======== Data in this exercise
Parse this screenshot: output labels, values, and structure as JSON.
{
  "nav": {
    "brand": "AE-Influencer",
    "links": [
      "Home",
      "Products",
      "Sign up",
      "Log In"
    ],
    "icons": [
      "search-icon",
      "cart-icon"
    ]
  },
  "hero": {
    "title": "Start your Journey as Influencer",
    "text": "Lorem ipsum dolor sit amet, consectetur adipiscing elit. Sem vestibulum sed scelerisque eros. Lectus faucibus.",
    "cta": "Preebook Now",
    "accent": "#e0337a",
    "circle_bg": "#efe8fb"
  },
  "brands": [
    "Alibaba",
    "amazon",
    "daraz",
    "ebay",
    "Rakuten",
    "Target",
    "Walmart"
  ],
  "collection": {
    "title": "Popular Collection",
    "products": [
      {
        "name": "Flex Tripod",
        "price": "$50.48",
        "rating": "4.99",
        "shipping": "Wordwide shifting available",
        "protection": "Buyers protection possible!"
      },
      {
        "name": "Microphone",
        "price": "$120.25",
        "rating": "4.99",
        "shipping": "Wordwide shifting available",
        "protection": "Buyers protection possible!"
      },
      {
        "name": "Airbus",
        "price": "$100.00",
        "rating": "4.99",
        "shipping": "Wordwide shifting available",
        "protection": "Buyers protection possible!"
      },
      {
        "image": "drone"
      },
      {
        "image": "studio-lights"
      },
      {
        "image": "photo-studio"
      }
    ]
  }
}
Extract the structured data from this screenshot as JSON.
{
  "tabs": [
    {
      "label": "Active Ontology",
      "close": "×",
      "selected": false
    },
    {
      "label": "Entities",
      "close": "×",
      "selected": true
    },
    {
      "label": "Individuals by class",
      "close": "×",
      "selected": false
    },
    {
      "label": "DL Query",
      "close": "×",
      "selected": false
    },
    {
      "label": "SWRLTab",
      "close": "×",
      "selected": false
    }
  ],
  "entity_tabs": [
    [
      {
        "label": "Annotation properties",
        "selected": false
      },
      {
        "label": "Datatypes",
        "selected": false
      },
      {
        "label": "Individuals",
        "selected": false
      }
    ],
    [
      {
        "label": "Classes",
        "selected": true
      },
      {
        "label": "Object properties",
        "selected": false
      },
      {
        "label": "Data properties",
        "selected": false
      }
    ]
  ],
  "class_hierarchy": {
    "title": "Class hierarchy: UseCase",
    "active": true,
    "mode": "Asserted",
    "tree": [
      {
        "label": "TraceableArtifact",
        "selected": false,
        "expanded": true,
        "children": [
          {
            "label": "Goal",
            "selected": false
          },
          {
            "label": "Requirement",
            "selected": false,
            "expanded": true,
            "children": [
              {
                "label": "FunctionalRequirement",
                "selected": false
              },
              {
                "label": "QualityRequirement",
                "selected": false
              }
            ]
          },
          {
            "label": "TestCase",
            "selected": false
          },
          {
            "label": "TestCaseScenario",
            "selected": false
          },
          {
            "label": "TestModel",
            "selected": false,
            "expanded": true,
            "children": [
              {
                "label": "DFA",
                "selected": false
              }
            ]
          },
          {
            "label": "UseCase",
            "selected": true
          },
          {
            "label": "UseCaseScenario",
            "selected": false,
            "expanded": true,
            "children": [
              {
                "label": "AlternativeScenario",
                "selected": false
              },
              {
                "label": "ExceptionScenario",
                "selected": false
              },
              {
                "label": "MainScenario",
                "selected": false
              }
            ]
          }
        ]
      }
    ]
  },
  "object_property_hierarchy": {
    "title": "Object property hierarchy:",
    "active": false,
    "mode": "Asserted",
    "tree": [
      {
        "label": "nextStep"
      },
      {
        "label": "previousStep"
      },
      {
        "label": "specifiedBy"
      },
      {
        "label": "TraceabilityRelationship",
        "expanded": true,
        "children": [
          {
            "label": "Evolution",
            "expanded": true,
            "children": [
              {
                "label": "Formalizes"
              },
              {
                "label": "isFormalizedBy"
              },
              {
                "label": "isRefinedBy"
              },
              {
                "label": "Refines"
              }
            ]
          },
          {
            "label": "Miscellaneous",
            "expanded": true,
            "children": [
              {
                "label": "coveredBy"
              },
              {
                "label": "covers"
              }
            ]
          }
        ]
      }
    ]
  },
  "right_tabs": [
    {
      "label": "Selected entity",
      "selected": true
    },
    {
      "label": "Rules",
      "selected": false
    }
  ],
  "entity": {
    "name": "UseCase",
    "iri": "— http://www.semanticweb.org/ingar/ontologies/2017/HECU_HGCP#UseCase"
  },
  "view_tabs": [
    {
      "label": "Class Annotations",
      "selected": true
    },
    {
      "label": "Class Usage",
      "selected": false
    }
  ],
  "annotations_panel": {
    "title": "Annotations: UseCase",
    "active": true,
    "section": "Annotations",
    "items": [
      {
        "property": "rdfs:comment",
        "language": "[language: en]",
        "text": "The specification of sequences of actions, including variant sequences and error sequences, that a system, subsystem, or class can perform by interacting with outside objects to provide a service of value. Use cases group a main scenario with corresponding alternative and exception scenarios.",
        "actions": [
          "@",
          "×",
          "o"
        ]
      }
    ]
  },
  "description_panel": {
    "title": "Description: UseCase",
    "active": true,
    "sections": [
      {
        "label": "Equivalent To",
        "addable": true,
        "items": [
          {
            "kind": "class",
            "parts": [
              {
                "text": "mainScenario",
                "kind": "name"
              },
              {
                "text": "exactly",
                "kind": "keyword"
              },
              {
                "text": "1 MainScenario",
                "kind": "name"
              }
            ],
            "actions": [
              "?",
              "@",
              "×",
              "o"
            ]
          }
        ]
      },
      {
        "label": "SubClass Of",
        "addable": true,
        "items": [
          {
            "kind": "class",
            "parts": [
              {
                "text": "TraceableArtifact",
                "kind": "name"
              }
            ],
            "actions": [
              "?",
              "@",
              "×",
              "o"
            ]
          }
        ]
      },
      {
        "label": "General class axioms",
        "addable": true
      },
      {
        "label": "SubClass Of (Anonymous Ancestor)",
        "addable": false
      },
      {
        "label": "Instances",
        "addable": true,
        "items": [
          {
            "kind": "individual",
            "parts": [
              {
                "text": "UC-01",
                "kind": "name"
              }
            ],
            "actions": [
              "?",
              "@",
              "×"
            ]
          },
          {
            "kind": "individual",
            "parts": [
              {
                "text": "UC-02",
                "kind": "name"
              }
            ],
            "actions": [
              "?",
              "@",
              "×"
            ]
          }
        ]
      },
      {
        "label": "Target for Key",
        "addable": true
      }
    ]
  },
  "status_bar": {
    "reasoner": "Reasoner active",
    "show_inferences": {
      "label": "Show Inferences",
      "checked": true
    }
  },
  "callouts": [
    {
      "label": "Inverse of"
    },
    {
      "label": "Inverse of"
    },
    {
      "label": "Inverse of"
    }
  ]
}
================
Return every record above exactly as it appears.

Parse this screenshot: output labels, values, and structure as JSON.
{
  "nav": {
    "brand": "AE-Influencer",
    "links": [
      "Home",
      "Products",
      "Sign up",
      "Log In"
    ],
    "icons": [
      "search-icon",
      "cart-icon"
    ]
  },
  "hero": {
    "title": "Start your Journey as Influencer",
    "text": "Lorem ipsum dolor sit amet, consectetur adipiscing elit. Sem vestibulum sed scelerisque eros. Lectus faucibus.",
    "cta": "Preebook Now",
    "accent": "#e0337a",
    "circle_bg": "#efe8fb"
  },
  "brands": [
    "Alibaba",
    "amazon",
    "daraz",
    "ebay",
    "Rakuten",
    "Target",
    "Walmart"
  ],
  "collection": {
    "title": "Popular Collection",
    "products": [
      {
        "name": "Flex Tripod",
        "price": "$50.48",
        "rating": "4.99",
        "shipping": "Wordwide shifting available",
        "protection": "Buyers protection possible!"
      },
      {
        "name": "Microphone",
        "price": "$120.25",
        "rating": "4.99",
        "shipping": "Wordwide shifting available",
        "protection": "Buyers protection possible!"
      },
      {
        "name": "Airbus",
        "price": "$100.00",
        "rating": "4.99",
        "shipping": "Wordwide shifting available",
        "protection": "Buyers protection possible!"
      },
      {
        "image": "drone"
      },
      {
        "image": "studio-lights"
      },
      {
        "image": "photo-studio"
      }
    ]
  }
}
Extract the structured data from this screenshot as JSON.
{
  "tabs": [
    {
      "label": "Active Ontology",
      "close": "×",
      "selected": false
    },
    {
      "label": "Entities",
      "close": "×",
      "selected": true
    },
    {
      "label": "Individuals by class",
      "close": "×",
      "selected": false
    },
    {
      "label": "DL Query",
      "close": "×",
      "selected": false
    },
    {
      "label": "SWRLTab",
      "close": "×",
      "selected": false
    }
  ],
  "entity_tabs": [
    [
      {
        "label": "Annotation properties",
        "selected": false
      },
      {
        "label": "Datatypes",
        "selected": false
      },
      {
        "label": "Individuals",
        "selected": false
      }
    ],
    [
      {
        "label": "Classes",
        "selected": true
      },
      {
        "label": "Object properties",
        "selected": false
      },
      {
        "label": "Data properties",
        "selected": false
      }
    ]
  ],
  "class_hierarchy": {
    "title": "Class hierarchy: UseCase",
    "active": true,
    "mode": "Asserted",
    "tree": [
      {
        "label": "TraceableArtifact",
        "selected": false,
        "expanded": true,
        "children": [
          {
            "label": "Goal",
            "selected": false
          },
          {
            "label": "Requirement",
            "selected": false,
            "expanded": true,
            "children": [
              {
                "label": "FunctionalRequirement",
                "selected": false
              },
              {
                "label": "QualityRequirement",
                "selected": false
              }
            ]
          },
          {
            "label": "TestCase",
            "selected": false
          },
          {
            "label": "TestCaseScenario",
            "selected": false
          },
          {
            "label": "TestModel",
            "selected": false,
            "expanded": true,
            "children": [
              {
                "label": "DFA",
                "selected": false
              }
            ]
          },
          {
            "label": "UseCase",
            "selected": true
          },
          {
            "label": "UseCaseScenario",
            "selected": false,
            "expanded": true,
            "children": [
              {
                "label": "AlternativeScenario",
                "selected": false
              },
              {
                "label": "ExceptionScenario",
                "selected": false
              },
              {
                "label": "MainScenario",
                "selected": false
              }
            ]
          }
        ]
      }
    ]
  },
  "object_property_hierarchy": {
    "title": "Object property hierarchy:",
    "active": false,
    "mode": "Asserted",
    "tree": [
      {
        "label": "nextStep"
      },
      {
        "label": "previousStep"
      },
      {
        "label": "specifiedBy"
      },
      {
        "label": "TraceabilityRelationship",
        "expanded": true,
        "children": [
          {
            "label": "Evolution",
            "expanded": true,
            "children": [
              {
                "label": "Formalizes"
              },
              {
                "label": "isFormalizedBy"
              },
              {
                "label": "isRefinedBy"
              },
              {
                "label": "Refines"
              }
            ]
          },
          {
            "label": "Miscellaneous",
            "expanded": true,
            "children": [
              {
                "label": "coveredBy"
              },
              {
                "label": "covers"
              }
            ]
          }
        ]
      }
    ]
  },
  "right_tabs": [
    {
      "label": "Selected entity",
      "selected": true
    },
    {
      "label": "Rules",
      "selected": false
    }
  ],
  "entity": {
    "name": "UseCase",
    "iri": "— http://www.semanticweb.org/ingar/ontologies/2017/HECU_HGCP#UseCase"
  },
  "view_tabs": [
    {
      "label": "Class Annotations",
      "selected": true
    },
    {
      "label": "Class Usage",
      "selected": false
    }
  ],
  "annotations_panel": {
    "title": "Annotations: UseCase",
    "active": true,
    "section": "Annotations",
    "items": [
      {
        "property": "rdfs:comment",
        "language": "[language: en]",
        "text": "The specification of sequences of actions, including variant sequences and error sequences, that a system, subsystem, or class can perform by interacting with outside objects to provide a service of value. Use cases group a main scenario with corresponding alternative and exception scenarios.",
        "actions": [
          "@",
          "×",
          "o"
        ]
      }
    ]
  },
  "description_panel": {
    "title": "Description: UseCase",
    "active": true,
    "sections": [
      {
        "label": "Equivalent To",
        "addable": true,
        "items": [
          {
            "kind": "class",
            "parts": [
              {
                "text": "mainScenario",
                "kind": "name"
              },
              {
                "text": "exactly",
                "kind": "keyword"
              },
              {
                "text": "1 MainScenario",
                "kind": "name"
              }
            ],
            "actions": [
              "?",
              "@",
              "×",
              "o"
            ]
          }
        ]
      },
      {
        "label": "SubClass Of",
        "addable": true,
        "items": [
          {
            "kind": "class",
            "parts": [
              {
                "text": "TraceableArtifact",
                "kind": "name"
              }
            ],
            "actions": [
              "?",
              "@",
              "×",
              "o"
            ]
          }
        ]
      },
      {
        "label": "General class axioms",
        "addable": true
      },
      {
        "label": "SubClass Of (Anonymous Ancestor)",
        "addable": false
      },
      {
        "label": "Instances",
        "addable": true,
        "items": [
          {
            "kind": "individual",
            "parts": [
              {
                "text": "UC-01",
                "kind": "name"
              }
            ],
            "actions": [
              "?",
              "@",
              "×"
            ]
          },
          {
            "kind": "individual",
            "parts": [
              {
                "text": "UC-02",
                "kind": "name"
              }
            ],
            "actions": [
              "?",
              "@",
              "×"
            ]
          }
        ]
      },
      {
        "label": "Target for Key",
        "addable": true
      }
    ]
  },
  "status_bar": {
    "reasoner": "Reasoner active",
    "show_inferences": {
      "label": "Show Inferences",
      "checked": true
    }
  },
  "callouts": [
    {
      "label": "Inverse of"
    },
    {
      "label": "Inverse of"
    },
    {
      "label": "Inverse of"
    }
  ]
}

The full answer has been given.